▶ Given problem
Repeat the material exactly, leaving nothing out.

▶ Material provided

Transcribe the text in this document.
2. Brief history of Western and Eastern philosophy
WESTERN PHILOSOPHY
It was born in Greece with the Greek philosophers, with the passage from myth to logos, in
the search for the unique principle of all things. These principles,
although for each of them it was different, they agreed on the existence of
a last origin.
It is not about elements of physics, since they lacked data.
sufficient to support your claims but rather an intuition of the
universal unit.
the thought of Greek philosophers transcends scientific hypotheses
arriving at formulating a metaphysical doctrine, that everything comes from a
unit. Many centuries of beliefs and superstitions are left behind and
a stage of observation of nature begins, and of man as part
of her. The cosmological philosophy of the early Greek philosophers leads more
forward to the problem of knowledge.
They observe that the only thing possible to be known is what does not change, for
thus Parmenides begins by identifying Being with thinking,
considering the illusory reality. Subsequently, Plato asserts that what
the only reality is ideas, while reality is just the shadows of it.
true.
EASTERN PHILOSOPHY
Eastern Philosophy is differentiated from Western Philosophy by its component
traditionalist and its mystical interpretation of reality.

▶ Expected answer
Transcribe the text in this document.
2. Brief history of Western and Eastern philosophy
WESTERN PHILOSOPHY
It was born in Greece with the Greek philosophers, with the passage from myth to logos, in
the search for the unique principle of all things. These principles,
although for each of them it was different, they agreed on the existence of
a last origin.
It is not about elements of physics, since they lacked data.
sufficient to support your claims but rather an intuition of the
universal unit.
the thought of Greek philosophers transcends scientific hypotheses
arriving at formulating a metaphysical doctrine, that everything comes from a
unit. Many centuries of beliefs and superstitions are left behind and
a stage of observation of nature begins, and of man as part
of her. The cosmological philosophy of the early Greek philosophers leads more
forward to the problem of knowledge.
They observe that the only thing possible to be known is what does not change, for
thus Parmenides begins by identifying Being with thinking,
considering the illusory reality. Subsequently, Plato asserts that what
the only reality is ideas, while reality is just the shadows of it.
true.
EASTERN PHILOSOPHY
Eastern Philosophy is differentiated from Western Philosophy by its component
traditionalist and its mystical interpretation of reality.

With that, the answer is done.